Short exercise
Give back the records below exactly, every one, with no pictures.

==*==

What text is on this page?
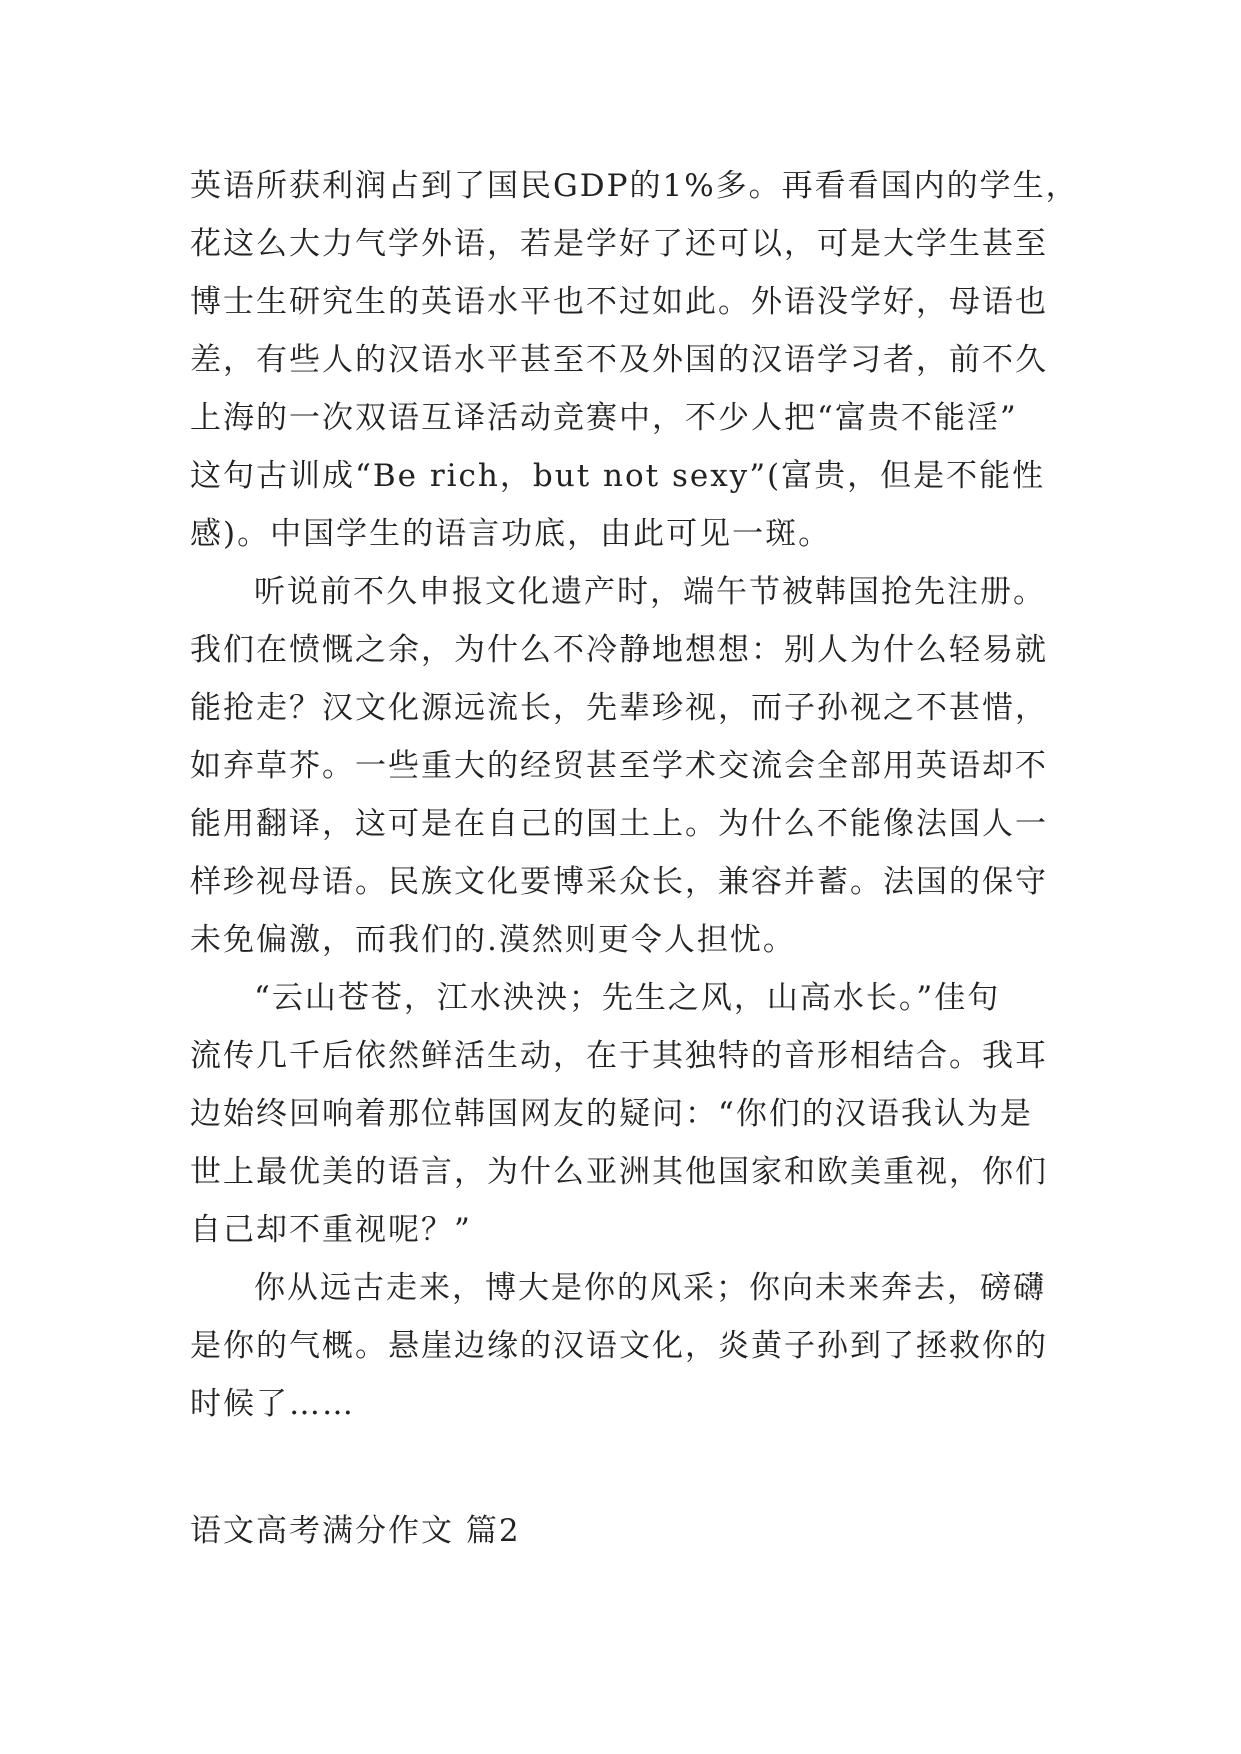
英语所获利润占到了国民GDP的1%多。再看看国内的学生，
花这么大力气学外语，若是学好了还可以，可是大学生甚至
博士生研究生的英语水平也不过如此。外语没学好，母语也
差，有些人的汉语水平甚至不及外国的汉语学习者，前不久
上海的一次双语互译活动竞赛中，不少人把“富贵不能淫”
这句古训成“Be rich，but not sexy”(富贵，但是不能性
感)。中国学生的语言功底，由此可见一斑。
听说前不久申报文化遗产时，端午节被韩国抢先注册。
我们在愤慨之余，为什么不冷静地想想：别人为什么轻易就
能抢走？汉文化源远流长，先辈珍视，而子孙视之不甚惜，
如弃草芥。一些重大的经贸甚至学术交流会全部用英语却不
能用翻译，这可是在自己的国土上。为什么不能像法国人一
样珍视母语。民族文化要博采众长，兼容并蓄。法国的保守
未免偏激，而我们的.漠然则更令人担忧。
“云山苍苍，江水泱泱；先生之风，山高水长。”佳句
流传几千后依然鲜活生动，在于其独特的音形相结合。我耳
边始终回响着那位韩国网友的疑问：“你们的汉语我认为是
世上最优美的语言，为什么亚洲其他国家和欧美重视，你们
自己却不重视呢？”
你从远古走来，博大是你的风采；你向未来奔去，磅礴
是你的气概。悬崖边缘的汉语文化，炎黄子孙到了拯救你的
时候了……
语文高考满分作文 篇2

==*==

Full output
What text is on this page?
英语所获利润占到了国民GDP的1%多。再看看国内的学生，
花这么大力气学外语，若是学好了还可以，可是大学生甚至
博士生研究生的英语水平也不过如此。外语没学好，母语也
差，有些人的汉语水平甚至不及外国的汉语学习者，前不久
上海的一次双语互译活动竞赛中，不少人把“富贵不能淫”
这句古训成“Be rich，but not sexy”(富贵，但是不能性
感)。中国学生的语言功底，由此可见一斑。
听说前不久申报文化遗产时，端午节被韩国抢先注册。
我们在愤慨之余，为什么不冷静地想想：别人为什么轻易就
能抢走？汉文化源远流长，先辈珍视，而子孙视之不甚惜，
如弃草芥。一些重大的经贸甚至学术交流会全部用英语却不
能用翻译，这可是在自己的国土上。为什么不能像法国人一
样珍视母语。民族文化要博采众长，兼容并蓄。法国的保守
未免偏激，而我们的.漠然则更令人担忧。
“云山苍苍，江水泱泱；先生之风，山高水长。”佳句
流传几千后依然鲜活生动，在于其独特的音形相结合。我耳
边始终回响着那位韩国网友的疑问：“你们的汉语我认为是
世上最优美的语言，为什么亚洲其他国家和欧美重视，你们
自己却不重视呢？”
你从远古走来，博大是你的风采；你向未来奔去，磅礴
是你的气概。悬崖边缘的汉语文化，炎黄子孙到了拯救你的
时候了……
语文高考满分作文 篇2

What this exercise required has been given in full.